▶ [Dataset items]
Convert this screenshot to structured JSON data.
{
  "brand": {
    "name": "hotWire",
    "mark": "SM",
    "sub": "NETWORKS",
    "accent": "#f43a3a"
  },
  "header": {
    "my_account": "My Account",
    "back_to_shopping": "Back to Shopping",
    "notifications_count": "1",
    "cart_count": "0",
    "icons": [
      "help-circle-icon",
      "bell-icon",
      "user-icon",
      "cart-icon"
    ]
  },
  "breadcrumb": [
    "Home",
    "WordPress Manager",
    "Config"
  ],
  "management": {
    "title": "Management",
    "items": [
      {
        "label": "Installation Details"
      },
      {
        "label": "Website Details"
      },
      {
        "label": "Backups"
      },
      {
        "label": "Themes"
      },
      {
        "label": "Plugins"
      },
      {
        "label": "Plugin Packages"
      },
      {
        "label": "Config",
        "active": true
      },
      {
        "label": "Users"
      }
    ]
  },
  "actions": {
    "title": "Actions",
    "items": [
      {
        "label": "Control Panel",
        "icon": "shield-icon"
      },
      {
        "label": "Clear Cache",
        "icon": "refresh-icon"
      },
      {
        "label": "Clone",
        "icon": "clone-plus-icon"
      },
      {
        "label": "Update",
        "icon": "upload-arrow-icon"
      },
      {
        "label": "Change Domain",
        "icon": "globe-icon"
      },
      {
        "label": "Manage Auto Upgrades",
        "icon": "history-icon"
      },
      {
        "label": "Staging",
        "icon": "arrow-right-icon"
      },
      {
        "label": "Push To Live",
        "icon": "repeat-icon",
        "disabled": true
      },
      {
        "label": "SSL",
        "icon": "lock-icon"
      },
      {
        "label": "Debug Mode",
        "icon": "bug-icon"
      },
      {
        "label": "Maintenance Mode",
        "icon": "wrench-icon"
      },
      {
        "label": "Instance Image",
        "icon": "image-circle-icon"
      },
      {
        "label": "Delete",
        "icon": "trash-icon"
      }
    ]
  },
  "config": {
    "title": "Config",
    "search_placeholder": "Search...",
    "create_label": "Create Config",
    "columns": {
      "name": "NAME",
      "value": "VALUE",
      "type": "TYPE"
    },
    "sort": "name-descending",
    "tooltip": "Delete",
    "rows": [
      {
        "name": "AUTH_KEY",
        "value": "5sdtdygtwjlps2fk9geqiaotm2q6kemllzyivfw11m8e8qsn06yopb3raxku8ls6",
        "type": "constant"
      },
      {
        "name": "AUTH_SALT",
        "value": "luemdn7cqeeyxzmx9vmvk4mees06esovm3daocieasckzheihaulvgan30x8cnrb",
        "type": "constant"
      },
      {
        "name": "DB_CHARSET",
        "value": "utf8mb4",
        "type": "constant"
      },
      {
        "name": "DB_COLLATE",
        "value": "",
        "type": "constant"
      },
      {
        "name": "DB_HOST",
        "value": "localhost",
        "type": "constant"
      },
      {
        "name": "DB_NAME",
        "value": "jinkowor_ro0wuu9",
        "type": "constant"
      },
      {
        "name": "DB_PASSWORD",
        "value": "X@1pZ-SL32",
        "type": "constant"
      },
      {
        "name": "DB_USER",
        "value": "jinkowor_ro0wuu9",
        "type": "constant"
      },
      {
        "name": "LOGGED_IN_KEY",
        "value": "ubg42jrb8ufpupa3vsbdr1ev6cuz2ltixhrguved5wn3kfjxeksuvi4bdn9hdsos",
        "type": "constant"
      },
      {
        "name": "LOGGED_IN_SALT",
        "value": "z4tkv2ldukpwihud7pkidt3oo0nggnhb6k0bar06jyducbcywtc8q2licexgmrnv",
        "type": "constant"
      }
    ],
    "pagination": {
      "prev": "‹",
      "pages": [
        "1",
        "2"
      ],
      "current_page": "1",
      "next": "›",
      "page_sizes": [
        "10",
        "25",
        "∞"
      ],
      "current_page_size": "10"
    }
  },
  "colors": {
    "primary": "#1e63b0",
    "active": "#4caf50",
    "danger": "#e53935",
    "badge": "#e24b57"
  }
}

▶ [Task directions]
Print the listing above in its entirety, with every line exact.

▶ [Result below]
Convert this screenshot to structured JSON data.
{
  "brand": {
    "name": "hotWire",
    "mark": "SM",
    "sub": "NETWORKS",
    "accent": "#f43a3a"
  },
  "header": {
    "my_account": "My Account",
    "back_to_shopping": "Back to Shopping",
    "notifications_count": "1",
    "cart_count": "0",
    "icons": [
      "help-circle-icon",
      "bell-icon",
      "user-icon",
      "cart-icon"
    ]
  },
  "breadcrumb": [
    "Home",
    "WordPress Manager",
    "Config"
  ],
  "management": {
    "title": "Management",
    "items": [
      {
        "label": "Installation Details"
      },
      {
        "label": "Website Details"
      },
      {
        "label": "Backups"
      },
      {
        "label": "Themes"
      },
      {
        "label": "Plugins"
      },
      {
        "label": "Plugin Packages"
      },
      {
        "label": "Config",
        "active": true
      },
      {
        "label": "Users"
      }
    ]
  },
  "actions": {
    "title": "Actions",
    "items": [
      {
        "label": "Control Panel",
        "icon": "shield-icon"
      },
      {
        "label": "Clear Cache",
        "icon": "refresh-icon"
      },
      {
        "label": "Clone",
        "icon": "clone-plus-icon"
      },
      {
        "label": "Update",
        "icon": "upload-arrow-icon"
      },
      {
        "label": "Change Domain",
        "icon": "globe-icon"
      },
      {
        "label": "Manage Auto Upgrades",
        "icon": "history-icon"
      },
      {
        "label": "Staging",
        "icon": "arrow-right-icon"
      },
      {
        "label": "Push To Live",
        "icon": "repeat-icon",
        "disabled": true
      },
      {
        "label": "SSL",
        "icon": "lock-icon"
      },
      {
        "label": "Debug Mode",
        "icon": "bug-icon"
      },
      {
        "label": "Maintenance Mode",
        "icon": "wrench-icon"
      },
      {
        "label": "Instance Image",
        "icon": "image-circle-icon"
      },
      {
        "label": "Delete",
        "icon": "trash-icon"
      }
    ]
  },
  "config": {
    "title": "Config",
    "search_placeholder": "Search...",
    "create_label": "Create Config",
    "columns": {
      "name": "NAME",
      "value": "VALUE",
      "type": "TYPE"
    },
    "sort": "name-descending",
    "tooltip": "Delete",
    "rows": [
      {
        "name": "AUTH_KEY",
        "value": "5sdtdygtwjlps2fk9geqiaotm2q6kemllzyivfw11m8e8qsn06yopb3raxku8ls6",
        "type": "constant"
      },
      {
        "name": "AUTH_SALT",
        "value": "luemdn7cqeeyxzmx9vmvk4mees06esovm3daocieasckzheihaulvgan30x8cnrb",
        "type": "constant"
      },
      {
        "name": "DB_CHARSET",
        "value": "utf8mb4",
        "type": "constant"
      },
      {
        "name": "DB_COLLATE",
        "value": "",
        "type": "constant"
      },
      {
        "name": "DB_HOST",
        "value": "localhost",
        "type": "constant"
      },
      {
        "name": "DB_NAME",
        "value": "jinkowor_ro0wuu9",
        "type": "constant"
      },
      {
        "name": "DB_PASSWORD",
        "value": "X@1pZ-SL32",
        "type": "constant"
      },
      {
        "name": "DB_USER",
        "value": "jinkowor_ro0wuu9",
        "type": "constant"
      },
      {
        "name": "LOGGED_IN_KEY",
        "value": "ubg42jrb8ufpupa3vsbdr1ev6cuz2ltixhrguved5wn3kfjxeksuvi4bdn9hdsos",
        "type": "constant"
      },
      {
        "name": "LOGGED_IN_SALT",
        "value": "z4tkv2ldukpwihud7pkidt3oo0nggnhb6k0bar06jyducbcywtc8q2licexgmrnv",
        "type": "constant"
      }
    ],
    "pagination": {
      "prev": "‹",
      "pages": [
        "1",
        "2"
      ],
      "current_page": "1",
      "next": "›",
      "page_sizes": [
        "10",
        "25",
        "∞"
      ],
      "current_page_size": "10"
    }
  },
  "colors": {
    "primary": "#1e63b0",
    "active": "#4caf50",
    "danger": "#e53935",
    "badge": "#e24b57"
  }
}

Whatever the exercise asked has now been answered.